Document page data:
Content starts
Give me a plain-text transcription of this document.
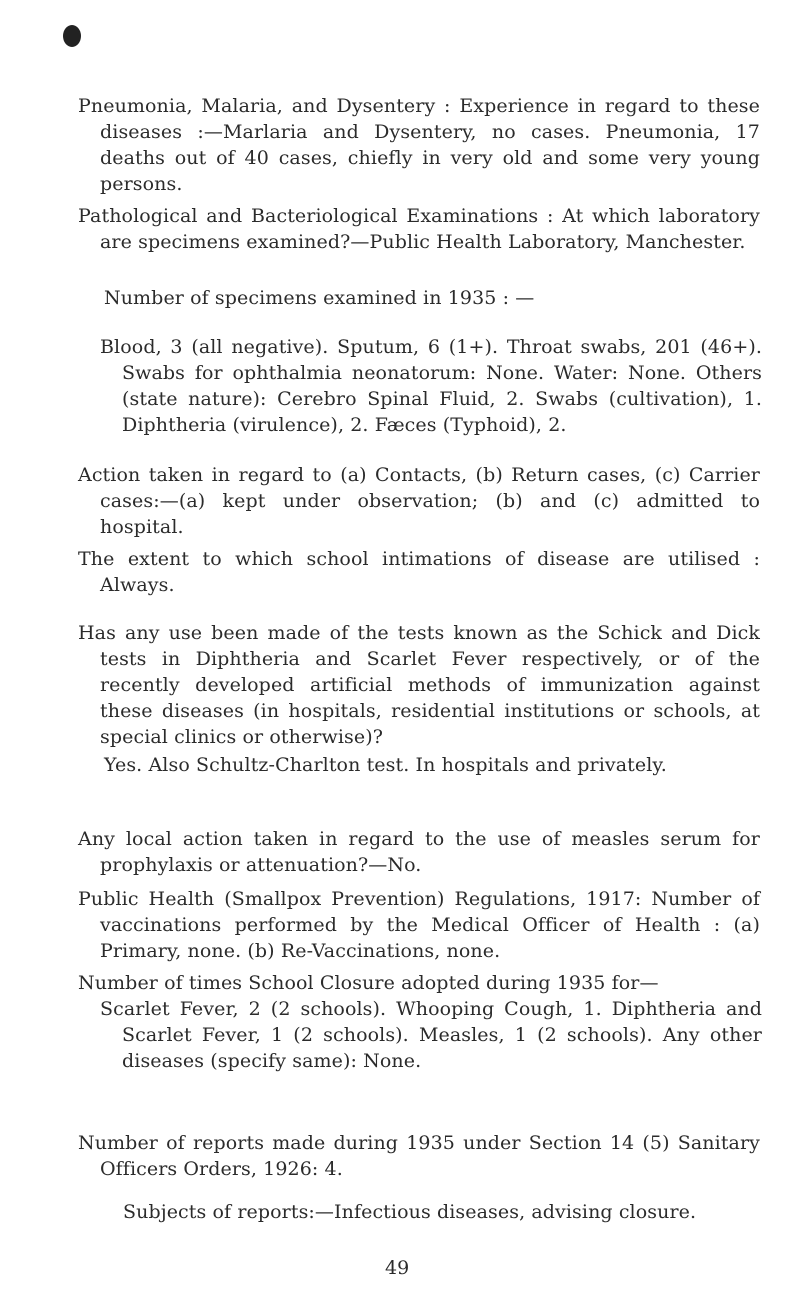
Pneumonia, Malaria, and Dysentery : Experience in regard to these diseases :—Marlaria and Dysentery, no cases. Pneumonia, 17 deaths out of 40 cases, chiefly in very old and some very young persons.

Pathological and Bacteriological Examinations : At which laboratory are specimens examined?—Public Health Laboratory, Manchester.

Number of specimens examined in 1935 : —

Blood, 3 (all negative). Sputum, 6 (1+). Throat swabs, 201 (46+). Swabs for ophthalmia neonatorum: None. Water: None. Others (state nature): Cerebro Spinal Fluid, 2. Swabs (cultivation), 1. Diphtheria (virulence), 2. Fæces (Typhoid), 2.

Action taken in regard to (a) Contacts, (b) Return cases, (c) Carrier cases:—(a) kept under observation; (b) and (c) admitted to hospital.

The extent to which school intimations of disease are utilised : Always.

Has any use been made of the tests known as the Schick and Dick tests in Diphtheria and Scarlet Fever respectively, or of the recently developed artificial methods of immunization against these diseases (in hospitals, residential institutions or schools, at special clinics or otherwise)?

Yes. Also Schultz-Charlton test. In hospitals and privately.

Any local action taken in regard to the use of measles serum for prophylaxis or attenuation?—No.

Public Health (Smallpox Prevention) Regulations, 1917: Number of vaccinations performed by the Medical Officer of Health : (a) Primary, none. (b) Re-Vaccinations, none.

Number of times School Closure adopted during 1935 for—

Scarlet Fever, 2 (2 schools). Whooping Cough, 1. Diphtheria and Scarlet Fever, 1 (2 schools). Measles, 1 (2 schools). Any other diseases (specify same): None.

Number of reports made during 1935 under Section 14 (5) Sanitary Officers Orders, 1926: 4.

Subjects of reports:—Infectious diseases, advising closure.

49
Content ends
The copy should match the records above exactly, except that pictures are dropped.

Give me a plain-text transcription of this document.
Pneumonia, Malaria, and Dysentery : Experience in regard to these diseases :—Marlaria and Dysentery, no cases. Pneumonia, 17 deaths out of 40 cases, chiefly in very old and some very young persons.

Pathological and Bacteriological Examinations : At which laboratory are specimens examined?—Public Health Laboratory, Manchester.

Number of specimens examined in 1935 : —

Blood, 3 (all negative). Sputum, 6 (1+). Throat swabs, 201 (46+). Swabs for ophthalmia neonatorum: None. Water: None. Others (state nature): Cerebro Spinal Fluid, 2. Swabs (cultivation), 1. Diphtheria (virulence), 2. Fæces (Typhoid), 2.

Action taken in regard to (a) Contacts, (b) Return cases, (c) Carrier cases:—(a) kept under observation; (b) and (c) admitted to hospital.

The extent to which school intimations of disease are utilised : Always.

Has any use been made of the tests known as the Schick and Dick tests in Diphtheria and Scarlet Fever respectively, or of the recently developed artificial methods of immunization against these diseases (in hospitals, residential institutions or schools, at special clinics or otherwise)?

Yes. Also Schultz-Charlton test. In hospitals and privately.

Any local action taken in regard to the use of measles serum for prophylaxis or attenuation?—No.

Public Health (Smallpox Prevention) Regulations, 1917: Number of vaccinations performed by the Medical Officer of Health : (a) Primary, none. (b) Re-Vaccinations, none.

Number of times School Closure adopted during 1935 for—

Scarlet Fever, 2 (2 schools). Whooping Cough, 1. Diphtheria and Scarlet Fever, 1 (2 schools). Measles, 1 (2 schools). Any other diseases (specify same): None.

Number of reports made during 1935 under Section 14 (5) Sanitary Officers Orders, 1926: 4.

Subjects of reports:—Infectious diseases, advising closure.

49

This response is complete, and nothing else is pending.